Rows from a figure dataset

+ + + +

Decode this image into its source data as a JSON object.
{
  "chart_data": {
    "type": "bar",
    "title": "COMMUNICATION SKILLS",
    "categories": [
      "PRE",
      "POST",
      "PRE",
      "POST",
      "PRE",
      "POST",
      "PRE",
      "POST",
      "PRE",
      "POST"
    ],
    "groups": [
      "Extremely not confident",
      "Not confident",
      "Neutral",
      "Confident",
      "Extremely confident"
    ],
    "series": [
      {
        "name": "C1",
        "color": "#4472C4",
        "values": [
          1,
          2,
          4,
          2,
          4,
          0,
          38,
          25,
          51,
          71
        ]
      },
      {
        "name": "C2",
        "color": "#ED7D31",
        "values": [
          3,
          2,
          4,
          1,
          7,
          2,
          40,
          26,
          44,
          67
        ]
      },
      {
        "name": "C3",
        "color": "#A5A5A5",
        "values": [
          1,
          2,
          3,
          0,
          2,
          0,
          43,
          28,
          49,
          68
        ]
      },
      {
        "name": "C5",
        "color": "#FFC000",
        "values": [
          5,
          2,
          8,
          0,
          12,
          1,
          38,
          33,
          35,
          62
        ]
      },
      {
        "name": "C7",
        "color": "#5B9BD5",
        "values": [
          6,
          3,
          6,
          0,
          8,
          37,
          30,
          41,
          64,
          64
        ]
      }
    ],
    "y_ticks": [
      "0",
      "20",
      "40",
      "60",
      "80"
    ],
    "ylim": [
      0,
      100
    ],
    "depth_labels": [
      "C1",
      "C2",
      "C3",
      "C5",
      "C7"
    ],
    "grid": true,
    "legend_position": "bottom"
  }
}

+ + + +

_Given task_: Write the material out exactly, with nothing left out.

_Result of the task_:
Decode this image into its source data as a JSON object.
{
  "chart_data": {
    "type": "bar",
    "title": "COMMUNICATION SKILLS",
    "categories": [
      "PRE",
      "POST",
      "PRE",
      "POST",
      "PRE",
      "POST",
      "PRE",
      "POST",
      "PRE",
      "POST"
    ],
    "groups": [
      "Extremely not confident",
      "Not confident",
      "Neutral",
      "Confident",
      "Extremely confident"
    ],
    "series": [
      {
        "name": "C1",
        "color": "#4472C4",
        "values": [
          1,
          2,
          4,
          2,
          4,
          0,
          38,
          25,
          51,
          71
        ]
      },
      {
        "name": "C2",
        "color": "#ED7D31",
        "values": [
          3,
          2,
          4,
          1,
          7,
          2,
          40,
          26,
          44,
          67
        ]
      },
      {
        "name": "C3",
        "color": "#A5A5A5",
        "values": [
          1,
          2,
          3,
          0,
          2,
          0,
          43,
          28,
          49,
          68
        ]
      },
      {
        "name": "C5",
        "color": "#FFC000",
        "values": [
          5,
          2,
          8,
          0,
          12,
          1,
          38,
          33,
          35,
          62
        ]
      },
      {
        "name": "C7",
        "color": "#5B9BD5",
        "values": [
          6,
          3,
          6,
          0,
          8,
          37,
          30,
          41,
          64,
          64
        ]
      }
    ],
    "y_ticks": [
      "0",
      "20",
      "40",
      "60",
      "80"
    ],
    "ylim": [
      0,
      100
    ],
    "depth_labels": [
      "C1",
      "C2",
      "C3",
      "C5",
      "C7"
    ],
    "grid": true,
    "legend_position": "bottom"
  }
}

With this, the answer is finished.